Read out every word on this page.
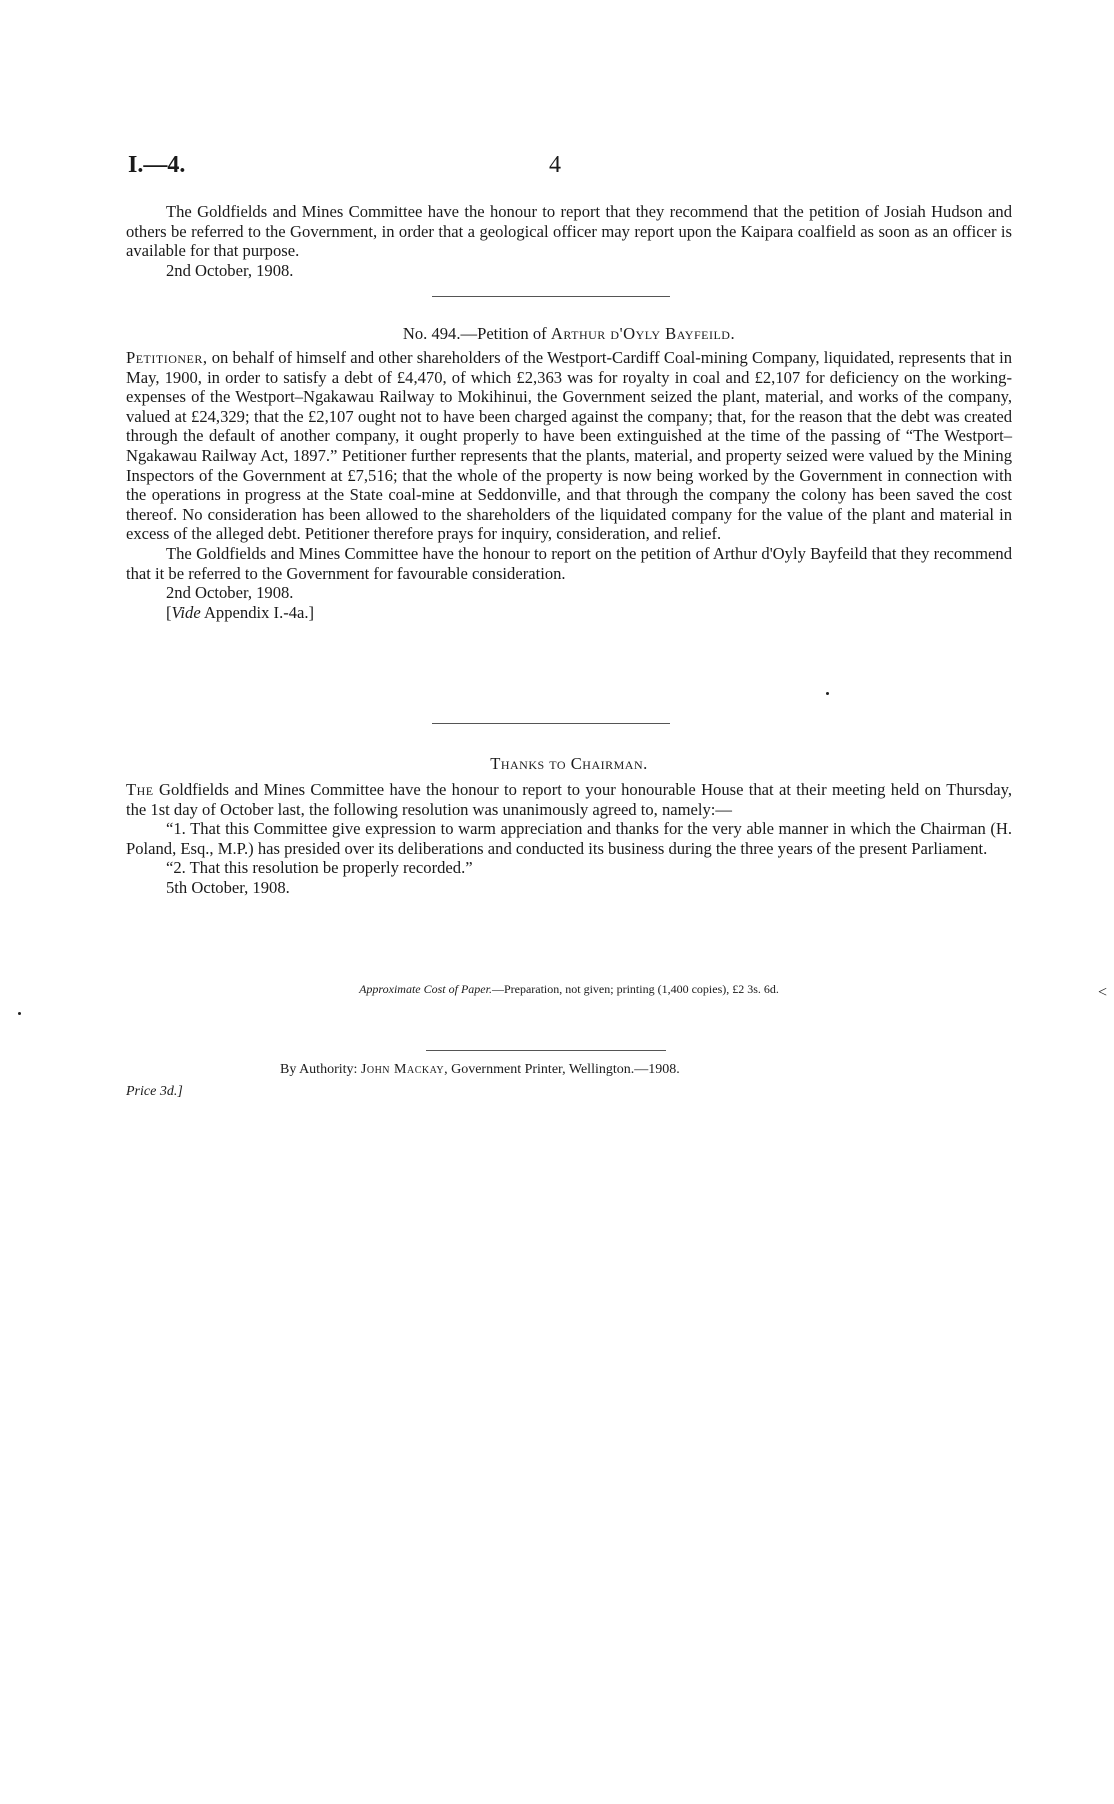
I.—4.	4

The Goldfields and Mines Committee have the honour to report that they recommend that the petition of Josiah Hudson and others be referred to the Government, in order that a geological officer may report upon the Kaipara coalfield as soon as an officer is available for that purpose.

2nd October, 1908.

No. 494.—Petition of Arthur d'Oyly Bayfeild.

Petitioner, on behalf of himself and other shareholders of the Westport-Cardiff Coal-mining Company, liquidated, represents that in May, 1900, in order to satisfy a debt of £4,470, of which £2,363 was for royalty in coal and £2,107 for deficiency on the working-expenses of the Westport–Ngakawau Railway to Mokihinui, the Government seized the plant, material, and works of the company, valued at £24,329; that the £2,107 ought not to have been charged against the company; that, for the reason that the debt was created through the default of another company, it ought properly to have been extinguished at the time of the passing of “The Westport–Ngakawau Railway Act, 1897.” Petitioner further represents that the plants, material, and property seized were valued by the Mining Inspectors of the Government at £7,516; that the whole of the property is now being worked by the Government in connection with the operations in progress at the State coal-mine at Seddonville, and that through the company the colony has been saved the cost thereof. No consideration has been allowed to the shareholders of the liquidated company for the value of the plant and material in excess of the alleged debt. Petitioner therefore prays for inquiry, consideration, and relief.

The Goldfields and Mines Committee have the honour to report on the petition of Arthur d'Oyly Bayfeild that they recommend that it be referred to the Government for favourable consideration.

2nd October, 1908.

[Vide Appendix I.-4a.]

Thanks to Chairman.

The Goldfields and Mines Committee have the honour to report to your honourable House that at their meeting held on Thursday, the 1st day of October last, the following resolution was unanimously agreed to, namely:—

“1. That this Committee give expression to warm appreciation and thanks for the very able manner in which the Chairman (H. Poland, Esq., M.P.) has presided over its deliberations and conducted its business during the three years of the present Parliament.

“2. That this resolution be properly recorded.”

5th October, 1908.

Approximate Cost of Paper.—Preparation, not given; printing (1,400 copies), £2 3s. 6d.
By Authority: John Mackay, Government Printer, Wellington.—1908.
Price 3d.]
<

> _EXERCISE REQUIREMENTS_
Copy out every line of the listing that includes the string "order".

> _EXERCISE RESULT_
The Goldfields and Mines Committee have the honour to report that they recommend that the petition of Josiah Hudson and others be referred to the Government, in order that a geological officer may report upon the Kaipara coalfield as soon as an officer is available for that purpose.
Petitioner, on behalf of himself and other shareholders of the Westport-Cardiff Coal-mining Company, liquidated, represents that in May, 1900, in order to satisfy a debt of £4,470, of which £2,363 was for royalty in coal and £2,107 for deficiency on the working-expenses of the Westport–Ngakawau Railway to Mokihinui, the Government seized the plant, material, and works of the company, valued at £24,329; that the £2,107 ought not to have been charged against the company; that, for the reason that the debt was created through the default of another company, it ought properly to have been extinguished at the time of the passing of “The Westport–Ngakawau Railway Act, 1897.” Petitioner further represents that the plants, material, and property seized were valued by the Mining Inspectors of the Government at £7,516; that the whole of the property is now being worked by the Government in connection with the operations in progress at the State coal-mine at Seddonville, and that through the company the colony has been saved the cost thereof. No consideration has been allowed to the shareholders of the liquidated company for the value of the plant and material in excess of the alleged debt. Petitioner therefore prays for inquiry, consideration, and relief.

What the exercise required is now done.